# REQUIRED TASK
Show all lines from the data that include the word "consetetur".

──────── MATERIAL PROVIDED

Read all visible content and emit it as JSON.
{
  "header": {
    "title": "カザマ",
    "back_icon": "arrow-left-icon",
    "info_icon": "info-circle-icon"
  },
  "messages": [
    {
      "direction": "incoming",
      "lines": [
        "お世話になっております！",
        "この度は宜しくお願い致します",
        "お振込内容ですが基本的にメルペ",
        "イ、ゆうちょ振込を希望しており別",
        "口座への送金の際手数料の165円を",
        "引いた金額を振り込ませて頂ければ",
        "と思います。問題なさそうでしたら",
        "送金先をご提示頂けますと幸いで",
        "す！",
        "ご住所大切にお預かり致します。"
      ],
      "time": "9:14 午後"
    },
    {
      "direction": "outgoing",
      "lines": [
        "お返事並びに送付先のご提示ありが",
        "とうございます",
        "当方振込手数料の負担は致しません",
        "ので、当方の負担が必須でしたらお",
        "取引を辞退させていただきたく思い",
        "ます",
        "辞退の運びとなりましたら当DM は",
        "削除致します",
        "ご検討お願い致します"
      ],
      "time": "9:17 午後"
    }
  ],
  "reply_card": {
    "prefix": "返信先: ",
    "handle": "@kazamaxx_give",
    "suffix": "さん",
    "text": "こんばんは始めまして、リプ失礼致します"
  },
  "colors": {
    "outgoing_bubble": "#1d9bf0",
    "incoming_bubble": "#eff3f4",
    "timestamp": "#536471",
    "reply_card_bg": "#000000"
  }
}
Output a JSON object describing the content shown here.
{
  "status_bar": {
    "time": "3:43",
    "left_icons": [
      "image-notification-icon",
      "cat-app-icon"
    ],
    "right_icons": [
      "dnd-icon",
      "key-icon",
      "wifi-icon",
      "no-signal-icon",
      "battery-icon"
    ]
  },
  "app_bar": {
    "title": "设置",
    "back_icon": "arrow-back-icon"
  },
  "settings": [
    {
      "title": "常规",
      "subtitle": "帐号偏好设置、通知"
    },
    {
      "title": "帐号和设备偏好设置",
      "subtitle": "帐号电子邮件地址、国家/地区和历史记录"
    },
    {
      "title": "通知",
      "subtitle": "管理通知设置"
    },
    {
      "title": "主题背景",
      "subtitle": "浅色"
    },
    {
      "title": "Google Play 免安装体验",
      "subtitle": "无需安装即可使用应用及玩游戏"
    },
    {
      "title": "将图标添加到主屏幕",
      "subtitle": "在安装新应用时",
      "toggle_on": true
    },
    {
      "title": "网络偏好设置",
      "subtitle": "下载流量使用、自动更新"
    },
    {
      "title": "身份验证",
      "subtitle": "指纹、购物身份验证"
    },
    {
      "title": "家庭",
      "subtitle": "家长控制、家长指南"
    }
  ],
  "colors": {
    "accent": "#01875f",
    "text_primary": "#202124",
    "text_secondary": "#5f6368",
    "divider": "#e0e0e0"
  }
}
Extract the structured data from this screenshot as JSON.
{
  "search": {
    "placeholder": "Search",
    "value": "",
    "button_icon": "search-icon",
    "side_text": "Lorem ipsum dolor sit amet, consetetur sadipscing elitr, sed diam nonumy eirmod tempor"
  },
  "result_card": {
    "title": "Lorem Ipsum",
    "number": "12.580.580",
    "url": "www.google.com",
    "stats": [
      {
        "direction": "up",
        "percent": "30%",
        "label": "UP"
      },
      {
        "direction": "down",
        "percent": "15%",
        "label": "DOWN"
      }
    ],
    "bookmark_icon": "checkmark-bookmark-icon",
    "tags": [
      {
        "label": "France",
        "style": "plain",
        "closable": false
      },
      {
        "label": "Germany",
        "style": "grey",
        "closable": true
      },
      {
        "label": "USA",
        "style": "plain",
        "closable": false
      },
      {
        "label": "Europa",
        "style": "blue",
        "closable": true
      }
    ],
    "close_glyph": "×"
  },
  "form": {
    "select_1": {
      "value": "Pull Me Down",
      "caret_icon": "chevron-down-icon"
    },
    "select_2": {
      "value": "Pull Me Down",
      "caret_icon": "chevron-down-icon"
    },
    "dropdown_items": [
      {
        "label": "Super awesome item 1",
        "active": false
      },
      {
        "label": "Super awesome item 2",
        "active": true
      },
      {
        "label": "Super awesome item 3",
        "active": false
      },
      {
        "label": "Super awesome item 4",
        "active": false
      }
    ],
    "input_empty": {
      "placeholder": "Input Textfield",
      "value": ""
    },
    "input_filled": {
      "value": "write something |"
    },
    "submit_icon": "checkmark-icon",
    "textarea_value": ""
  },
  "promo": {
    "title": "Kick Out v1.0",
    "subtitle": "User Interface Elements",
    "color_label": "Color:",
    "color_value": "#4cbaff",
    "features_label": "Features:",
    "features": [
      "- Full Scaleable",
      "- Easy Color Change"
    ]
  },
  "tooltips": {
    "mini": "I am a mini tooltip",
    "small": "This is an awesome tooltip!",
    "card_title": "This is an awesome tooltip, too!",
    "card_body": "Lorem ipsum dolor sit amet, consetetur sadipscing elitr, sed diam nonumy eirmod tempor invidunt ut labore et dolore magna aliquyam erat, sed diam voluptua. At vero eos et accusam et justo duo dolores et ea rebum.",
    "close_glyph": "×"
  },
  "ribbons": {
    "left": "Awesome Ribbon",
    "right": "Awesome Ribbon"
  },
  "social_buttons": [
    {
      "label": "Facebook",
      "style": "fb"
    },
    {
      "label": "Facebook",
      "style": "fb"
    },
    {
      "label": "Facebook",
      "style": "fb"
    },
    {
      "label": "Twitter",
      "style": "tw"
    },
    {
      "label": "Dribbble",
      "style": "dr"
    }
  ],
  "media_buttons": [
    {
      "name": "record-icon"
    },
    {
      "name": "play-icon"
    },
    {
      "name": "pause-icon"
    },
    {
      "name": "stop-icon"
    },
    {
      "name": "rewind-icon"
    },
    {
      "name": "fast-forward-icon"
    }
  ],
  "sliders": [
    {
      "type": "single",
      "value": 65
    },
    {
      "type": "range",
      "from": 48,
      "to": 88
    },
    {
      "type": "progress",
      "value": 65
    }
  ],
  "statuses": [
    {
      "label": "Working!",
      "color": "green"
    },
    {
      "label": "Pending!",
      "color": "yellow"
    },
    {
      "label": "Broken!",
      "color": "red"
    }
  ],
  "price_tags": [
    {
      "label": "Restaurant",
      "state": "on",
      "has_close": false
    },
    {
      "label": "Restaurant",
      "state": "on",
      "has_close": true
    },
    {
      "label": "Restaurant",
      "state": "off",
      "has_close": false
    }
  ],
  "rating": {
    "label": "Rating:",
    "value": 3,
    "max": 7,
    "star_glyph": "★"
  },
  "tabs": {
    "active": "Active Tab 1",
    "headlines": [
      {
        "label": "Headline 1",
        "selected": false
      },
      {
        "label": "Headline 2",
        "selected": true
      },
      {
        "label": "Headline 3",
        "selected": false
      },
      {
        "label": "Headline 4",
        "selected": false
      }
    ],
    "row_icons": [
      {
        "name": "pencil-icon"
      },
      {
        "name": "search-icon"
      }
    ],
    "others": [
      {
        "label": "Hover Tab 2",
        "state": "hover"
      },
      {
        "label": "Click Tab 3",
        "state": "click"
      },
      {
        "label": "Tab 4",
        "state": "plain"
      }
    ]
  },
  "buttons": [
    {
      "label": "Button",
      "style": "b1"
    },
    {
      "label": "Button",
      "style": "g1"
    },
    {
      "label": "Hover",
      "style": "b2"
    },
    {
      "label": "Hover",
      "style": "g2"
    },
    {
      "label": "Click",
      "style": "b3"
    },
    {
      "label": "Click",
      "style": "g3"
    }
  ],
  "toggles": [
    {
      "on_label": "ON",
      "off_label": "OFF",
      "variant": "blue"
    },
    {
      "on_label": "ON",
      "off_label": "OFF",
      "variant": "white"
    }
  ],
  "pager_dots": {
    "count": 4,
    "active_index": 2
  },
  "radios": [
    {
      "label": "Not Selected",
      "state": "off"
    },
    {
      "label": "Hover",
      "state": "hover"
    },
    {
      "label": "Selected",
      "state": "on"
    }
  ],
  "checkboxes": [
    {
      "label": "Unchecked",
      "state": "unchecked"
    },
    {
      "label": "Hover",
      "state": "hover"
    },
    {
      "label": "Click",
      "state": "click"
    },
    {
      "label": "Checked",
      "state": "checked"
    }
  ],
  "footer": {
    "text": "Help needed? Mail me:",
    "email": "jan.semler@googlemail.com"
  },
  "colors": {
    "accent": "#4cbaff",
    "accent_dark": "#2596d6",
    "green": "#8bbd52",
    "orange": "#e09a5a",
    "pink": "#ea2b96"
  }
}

────────────────

# ANSWER TO THIS PROBLEM
    "side_text": "Lorem ipsum dolor sit amet, consetetur sadipscing elitr, sed diam nonumy eirmod tempor"
    "card_body": "Lorem ipsum dolor sit amet, consetetur sadipscing elitr, sed diam nonumy eirmod tempor invidunt ut labore et dolore magna aliquyam erat, sed diam voluptua. At vero eos et accusam et justo duo dolores et ea rebum.",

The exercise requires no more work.